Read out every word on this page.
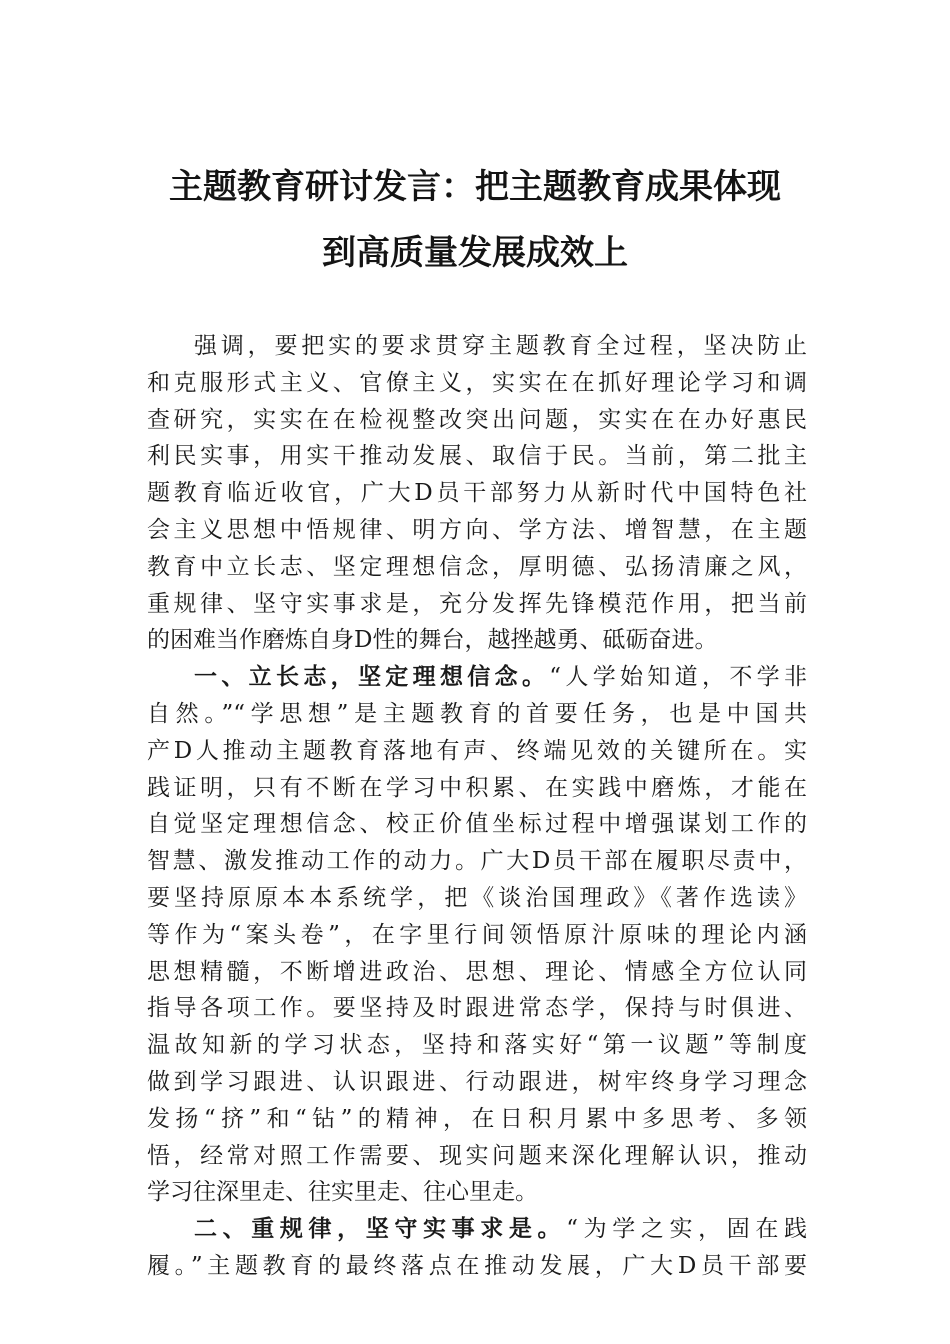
主题教育研讨发言：把主题教育成果体现
到高质量发展成效上
强调，要把实的要求贯穿主题教育全过程，坚决防止
和克服形式主义、官僚主义，实实在在抓好理论学习和调
查研究，实实在在检视整改突出问题，实实在在办好惠民
利民实事，用实干推动发展、取信于民。当前，第二批主
题教育临近收官，广大D员干部努力从新时代中国特色社
会主义思想中悟规律、明方向、学方法、增智慧，在主题
教育中立长志、坚定理想信念，厚明德、弘扬清廉之风，
重规律、坚守实事求是，充分发挥先锋模范作用，把当前
的困难当作磨炼自身D性的舞台，越挫越勇、砥砺奋进。
一、立长志，坚定理想信念。“人学始知道，不学非
自然。”“学思想”是主题教育的首要任务，也是中国共
产D人推动主题教育落地有声、终端见效的关键所在。实
践证明，只有不断在学习中积累、在实践中磨炼，才能在
自觉坚定理想信念、校正价值坐标过程中增强谋划工作的
智慧、激发推动工作的动力。广大D员干部在履职尽责中，
要坚持原原本本系统学，把《谈治国理政》《著作选读》
等作为“案头卷”，在字里行间领悟原汁原味的理论内涵
思想精髓，不断增进政治、思想、理论、情感全方位认同
指导各项工作。要坚持及时跟进常态学，保持与时俱进、
温故知新的学习状态，坚持和落实好“第一议题”等制度
做到学习跟进、认识跟进、行动跟进，树牢终身学习理念
发扬“挤”和“钻”的精神，在日积月累中多思考、多领
悟，经常对照工作需要、现实问题来深化理解认识，推动
学习往深里走、往实里走、往心里走。
二、重规律，坚守实事求是。“为学之实，固在践
履。”主题教育的最终落点在推动发展，广大D员干部要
========
WHAT YOU NEED TO DO ▸
Pictures stay out; reproduce every line of the records exactly.

OUTPUT FOR THIS EXERCISE ▸
Read out every word on this page.
主题教育研讨发言：把主题教育成果体现
到高质量发展成效上
强调，要把实的要求贯穿主题教育全过程，坚决防止
和克服形式主义、官僚主义，实实在在抓好理论学习和调
查研究，实实在在检视整改突出问题，实实在在办好惠民
利民实事，用实干推动发展、取信于民。当前，第二批主
题教育临近收官，广大D员干部努力从新时代中国特色社
会主义思想中悟规律、明方向、学方法、增智慧，在主题
教育中立长志、坚定理想信念，厚明德、弘扬清廉之风，
重规律、坚守实事求是，充分发挥先锋模范作用，把当前
的困难当作磨炼自身D性的舞台，越挫越勇、砥砺奋进。
一、立长志，坚定理想信念。“人学始知道，不学非
自然。”“学思想”是主题教育的首要任务，也是中国共
产D人推动主题教育落地有声、终端见效的关键所在。实
践证明，只有不断在学习中积累、在实践中磨炼，才能在
自觉坚定理想信念、校正价值坐标过程中增强谋划工作的
智慧、激发推动工作的动力。广大D员干部在履职尽责中，
要坚持原原本本系统学，把《谈治国理政》《著作选读》
等作为“案头卷”，在字里行间领悟原汁原味的理论内涵
思想精髓，不断增进政治、思想、理论、情感全方位认同
指导各项工作。要坚持及时跟进常态学，保持与时俱进、
温故知新的学习状态，坚持和落实好“第一议题”等制度
做到学习跟进、认识跟进、行动跟进，树牢终身学习理念
发扬“挤”和“钻”的精神，在日积月累中多思考、多领
悟，经常对照工作需要、现实问题来深化理解认识，推动
学习往深里走、往实里走、往心里走。
二、重规律，坚守实事求是。“为学之实，固在践
履。”主题教育的最终落点在推动发展，广大D员干部要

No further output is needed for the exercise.